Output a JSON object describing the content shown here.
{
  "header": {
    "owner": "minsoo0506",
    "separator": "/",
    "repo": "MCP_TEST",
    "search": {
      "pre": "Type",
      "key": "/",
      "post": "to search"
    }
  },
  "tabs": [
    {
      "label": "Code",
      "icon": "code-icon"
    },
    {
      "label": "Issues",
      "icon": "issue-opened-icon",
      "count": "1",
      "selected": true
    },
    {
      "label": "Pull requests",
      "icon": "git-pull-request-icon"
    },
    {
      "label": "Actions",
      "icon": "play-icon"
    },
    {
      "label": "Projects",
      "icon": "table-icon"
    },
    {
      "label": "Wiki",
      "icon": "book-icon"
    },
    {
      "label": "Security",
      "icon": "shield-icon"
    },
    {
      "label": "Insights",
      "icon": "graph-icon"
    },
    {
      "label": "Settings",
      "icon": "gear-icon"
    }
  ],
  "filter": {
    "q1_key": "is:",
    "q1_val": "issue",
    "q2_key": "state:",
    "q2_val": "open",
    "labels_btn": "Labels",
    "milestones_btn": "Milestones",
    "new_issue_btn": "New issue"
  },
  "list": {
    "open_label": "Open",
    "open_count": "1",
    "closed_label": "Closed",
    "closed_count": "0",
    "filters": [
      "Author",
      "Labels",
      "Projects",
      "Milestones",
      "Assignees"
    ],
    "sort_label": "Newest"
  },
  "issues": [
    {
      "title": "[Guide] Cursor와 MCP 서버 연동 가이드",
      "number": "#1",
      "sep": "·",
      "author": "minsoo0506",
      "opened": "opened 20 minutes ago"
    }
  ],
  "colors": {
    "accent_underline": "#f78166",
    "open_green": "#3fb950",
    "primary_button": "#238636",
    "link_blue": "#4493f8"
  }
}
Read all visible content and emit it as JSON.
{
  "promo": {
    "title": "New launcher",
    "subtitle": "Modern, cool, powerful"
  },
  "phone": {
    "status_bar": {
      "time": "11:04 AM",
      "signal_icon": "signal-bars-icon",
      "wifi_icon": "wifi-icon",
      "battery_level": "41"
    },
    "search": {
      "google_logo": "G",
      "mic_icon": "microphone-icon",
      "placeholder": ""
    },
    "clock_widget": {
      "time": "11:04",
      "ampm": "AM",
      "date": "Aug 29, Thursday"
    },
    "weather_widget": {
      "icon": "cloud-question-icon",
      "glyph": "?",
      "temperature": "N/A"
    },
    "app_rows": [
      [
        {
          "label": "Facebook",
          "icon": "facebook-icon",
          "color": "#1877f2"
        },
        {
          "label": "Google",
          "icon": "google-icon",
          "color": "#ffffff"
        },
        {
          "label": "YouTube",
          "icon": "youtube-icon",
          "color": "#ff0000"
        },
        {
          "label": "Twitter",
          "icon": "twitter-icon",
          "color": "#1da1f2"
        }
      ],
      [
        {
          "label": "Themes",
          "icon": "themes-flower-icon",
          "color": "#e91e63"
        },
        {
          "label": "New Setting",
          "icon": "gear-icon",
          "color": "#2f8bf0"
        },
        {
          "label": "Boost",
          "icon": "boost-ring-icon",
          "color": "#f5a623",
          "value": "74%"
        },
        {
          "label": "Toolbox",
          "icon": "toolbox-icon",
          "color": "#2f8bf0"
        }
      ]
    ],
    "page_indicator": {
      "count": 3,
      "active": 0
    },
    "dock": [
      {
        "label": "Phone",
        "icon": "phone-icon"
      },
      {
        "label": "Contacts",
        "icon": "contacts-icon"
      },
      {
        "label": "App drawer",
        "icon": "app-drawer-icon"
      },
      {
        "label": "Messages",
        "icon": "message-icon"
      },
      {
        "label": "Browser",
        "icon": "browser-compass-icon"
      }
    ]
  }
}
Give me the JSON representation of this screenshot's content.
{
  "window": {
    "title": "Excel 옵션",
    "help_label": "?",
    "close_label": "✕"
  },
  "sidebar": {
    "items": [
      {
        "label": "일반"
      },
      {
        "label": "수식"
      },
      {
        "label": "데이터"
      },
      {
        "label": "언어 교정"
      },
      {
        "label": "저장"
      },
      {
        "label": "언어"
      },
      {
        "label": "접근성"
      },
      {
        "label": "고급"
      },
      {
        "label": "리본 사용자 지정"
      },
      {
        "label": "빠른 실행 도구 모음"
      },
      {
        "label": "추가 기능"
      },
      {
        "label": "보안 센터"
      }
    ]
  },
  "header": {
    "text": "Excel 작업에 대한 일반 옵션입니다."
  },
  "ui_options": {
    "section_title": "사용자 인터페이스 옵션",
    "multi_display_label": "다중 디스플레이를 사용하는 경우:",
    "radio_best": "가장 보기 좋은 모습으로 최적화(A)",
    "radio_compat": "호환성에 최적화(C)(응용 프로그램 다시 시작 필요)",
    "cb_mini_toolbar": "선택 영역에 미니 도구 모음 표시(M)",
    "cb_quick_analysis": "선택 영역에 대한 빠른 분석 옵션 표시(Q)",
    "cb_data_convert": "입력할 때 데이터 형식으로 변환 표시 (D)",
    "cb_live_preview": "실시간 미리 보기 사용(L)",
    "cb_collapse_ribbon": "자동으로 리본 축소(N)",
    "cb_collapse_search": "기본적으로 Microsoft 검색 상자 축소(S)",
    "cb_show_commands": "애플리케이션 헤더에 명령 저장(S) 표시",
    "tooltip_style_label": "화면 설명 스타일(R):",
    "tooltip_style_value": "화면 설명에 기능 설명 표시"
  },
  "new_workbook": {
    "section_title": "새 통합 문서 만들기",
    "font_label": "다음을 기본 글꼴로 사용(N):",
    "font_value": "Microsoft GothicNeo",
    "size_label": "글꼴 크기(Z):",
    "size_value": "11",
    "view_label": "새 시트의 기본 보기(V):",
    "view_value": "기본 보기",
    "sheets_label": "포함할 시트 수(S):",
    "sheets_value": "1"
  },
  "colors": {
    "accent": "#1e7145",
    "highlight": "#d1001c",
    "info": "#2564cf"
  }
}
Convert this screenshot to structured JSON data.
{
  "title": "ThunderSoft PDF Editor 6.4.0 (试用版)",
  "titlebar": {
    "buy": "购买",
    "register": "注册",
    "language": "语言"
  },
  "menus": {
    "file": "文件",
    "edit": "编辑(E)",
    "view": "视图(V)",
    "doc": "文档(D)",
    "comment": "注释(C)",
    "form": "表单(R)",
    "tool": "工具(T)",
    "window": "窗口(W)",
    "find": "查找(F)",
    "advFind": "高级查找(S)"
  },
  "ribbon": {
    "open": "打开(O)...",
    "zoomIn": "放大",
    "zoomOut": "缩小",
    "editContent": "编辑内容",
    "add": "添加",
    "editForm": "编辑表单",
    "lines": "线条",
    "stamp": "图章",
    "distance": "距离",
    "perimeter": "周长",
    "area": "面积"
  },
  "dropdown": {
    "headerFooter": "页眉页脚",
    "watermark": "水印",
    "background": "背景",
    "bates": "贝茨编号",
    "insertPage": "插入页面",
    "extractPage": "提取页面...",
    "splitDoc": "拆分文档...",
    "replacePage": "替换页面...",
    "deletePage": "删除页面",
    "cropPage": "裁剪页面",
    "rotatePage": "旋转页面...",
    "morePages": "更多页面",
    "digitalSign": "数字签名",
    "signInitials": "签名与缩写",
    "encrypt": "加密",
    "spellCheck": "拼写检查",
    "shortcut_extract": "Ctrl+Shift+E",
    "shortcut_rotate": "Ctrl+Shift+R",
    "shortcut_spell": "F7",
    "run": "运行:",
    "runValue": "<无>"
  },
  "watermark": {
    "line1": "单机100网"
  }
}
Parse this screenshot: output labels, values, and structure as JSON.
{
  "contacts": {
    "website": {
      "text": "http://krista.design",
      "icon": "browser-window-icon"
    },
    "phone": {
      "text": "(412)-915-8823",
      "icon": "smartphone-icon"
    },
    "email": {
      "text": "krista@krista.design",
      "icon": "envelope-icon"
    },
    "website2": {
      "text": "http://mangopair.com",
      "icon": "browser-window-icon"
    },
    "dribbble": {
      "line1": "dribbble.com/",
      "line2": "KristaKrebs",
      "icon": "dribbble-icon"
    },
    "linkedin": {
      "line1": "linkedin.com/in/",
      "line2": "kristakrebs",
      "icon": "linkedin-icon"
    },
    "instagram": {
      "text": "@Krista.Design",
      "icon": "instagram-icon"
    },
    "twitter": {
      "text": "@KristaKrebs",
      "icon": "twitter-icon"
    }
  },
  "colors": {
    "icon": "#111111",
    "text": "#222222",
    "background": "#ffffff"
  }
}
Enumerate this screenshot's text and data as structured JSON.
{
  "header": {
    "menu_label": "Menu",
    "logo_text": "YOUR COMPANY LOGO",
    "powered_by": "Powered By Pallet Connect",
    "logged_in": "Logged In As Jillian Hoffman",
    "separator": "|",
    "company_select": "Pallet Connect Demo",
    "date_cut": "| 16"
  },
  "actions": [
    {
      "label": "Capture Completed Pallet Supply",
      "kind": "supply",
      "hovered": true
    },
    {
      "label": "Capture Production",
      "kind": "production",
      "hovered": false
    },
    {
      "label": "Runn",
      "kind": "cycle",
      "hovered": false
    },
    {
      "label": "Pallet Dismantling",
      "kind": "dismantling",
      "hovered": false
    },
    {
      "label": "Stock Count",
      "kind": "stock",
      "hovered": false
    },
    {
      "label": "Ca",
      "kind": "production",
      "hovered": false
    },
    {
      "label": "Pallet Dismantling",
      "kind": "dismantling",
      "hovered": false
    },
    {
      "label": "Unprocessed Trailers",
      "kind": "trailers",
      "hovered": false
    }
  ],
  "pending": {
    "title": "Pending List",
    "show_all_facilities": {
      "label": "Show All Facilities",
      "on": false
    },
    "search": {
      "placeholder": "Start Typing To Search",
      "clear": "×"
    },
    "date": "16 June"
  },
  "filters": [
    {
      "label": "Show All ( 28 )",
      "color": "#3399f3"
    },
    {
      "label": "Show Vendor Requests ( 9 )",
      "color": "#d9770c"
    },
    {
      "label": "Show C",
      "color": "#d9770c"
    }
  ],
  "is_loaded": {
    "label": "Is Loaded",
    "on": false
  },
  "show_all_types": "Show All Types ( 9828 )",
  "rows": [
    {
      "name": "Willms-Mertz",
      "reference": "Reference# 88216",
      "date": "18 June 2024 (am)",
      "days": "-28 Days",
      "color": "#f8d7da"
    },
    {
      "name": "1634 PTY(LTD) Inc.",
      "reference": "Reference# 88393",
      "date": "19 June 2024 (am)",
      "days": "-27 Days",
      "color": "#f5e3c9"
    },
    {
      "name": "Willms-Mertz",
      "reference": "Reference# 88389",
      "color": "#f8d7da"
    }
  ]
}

- - -

Isolate the lines above that contain the word "placeholder" and copy them.

TASK RESPONSE -
      "placeholder": ""
      "placeholder": "Start Typing To Search",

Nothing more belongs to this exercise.